## Problem statement:
What is needed is an exact copy of the entries below, from the line that contains "What text is on this page?" through the final line, both included, and nothing else.

## Information supplied:
--- --- ---
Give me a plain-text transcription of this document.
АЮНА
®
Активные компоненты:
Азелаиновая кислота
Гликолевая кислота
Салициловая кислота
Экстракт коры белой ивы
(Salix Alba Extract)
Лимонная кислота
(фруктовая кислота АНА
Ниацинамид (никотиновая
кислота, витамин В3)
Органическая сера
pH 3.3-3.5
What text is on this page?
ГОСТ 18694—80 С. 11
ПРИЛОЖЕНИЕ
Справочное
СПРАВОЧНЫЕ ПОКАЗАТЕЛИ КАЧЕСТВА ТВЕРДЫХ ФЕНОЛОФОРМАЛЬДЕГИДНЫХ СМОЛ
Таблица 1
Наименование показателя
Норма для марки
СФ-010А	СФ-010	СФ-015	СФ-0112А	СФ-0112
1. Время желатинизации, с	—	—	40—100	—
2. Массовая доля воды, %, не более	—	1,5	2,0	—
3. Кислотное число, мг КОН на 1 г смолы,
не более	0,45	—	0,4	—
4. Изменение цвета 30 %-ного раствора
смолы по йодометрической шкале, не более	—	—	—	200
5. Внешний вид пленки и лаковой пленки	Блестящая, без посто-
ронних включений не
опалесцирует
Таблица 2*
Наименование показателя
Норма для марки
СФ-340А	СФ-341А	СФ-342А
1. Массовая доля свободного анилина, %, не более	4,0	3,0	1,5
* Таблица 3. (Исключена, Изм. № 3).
--- --- ---
## Worked solution:
What text is on this page?
ГОСТ 18694—80 С. 11
ПРИЛОЖЕНИЕ
Справочное
СПРАВОЧНЫЕ ПОКАЗАТЕЛИ КАЧЕСТВА ТВЕРДЫХ ФЕНОЛОФОРМАЛЬДЕГИДНЫХ СМОЛ
Таблица 1
Наименование показателя
Норма для марки
СФ-010А	СФ-010	СФ-015	СФ-0112А	СФ-0112
1. Время желатинизации, с	—	—	40—100	—
2. Массовая доля воды, %, не более	—	1,5	2,0	—
3. Кислотное число, мг КОН на 1 г смолы,
не более	0,45	—	0,4	—
4. Изменение цвета 30 %-ного раствора
смолы по йодометрической шкале, не более	—	—	—	200
5. Внешний вид пленки и лаковой пленки	Блестящая, без посто-
ронних включений не
опалесцирует
Таблица 2*
Наименование показателя
Норма для марки
СФ-340А	СФ-341А	СФ-342А
1. Массовая доля свободного анилина, %, не более	4,0	3,0	1,5
* Таблица 3. (Исключена, Изм. № 3).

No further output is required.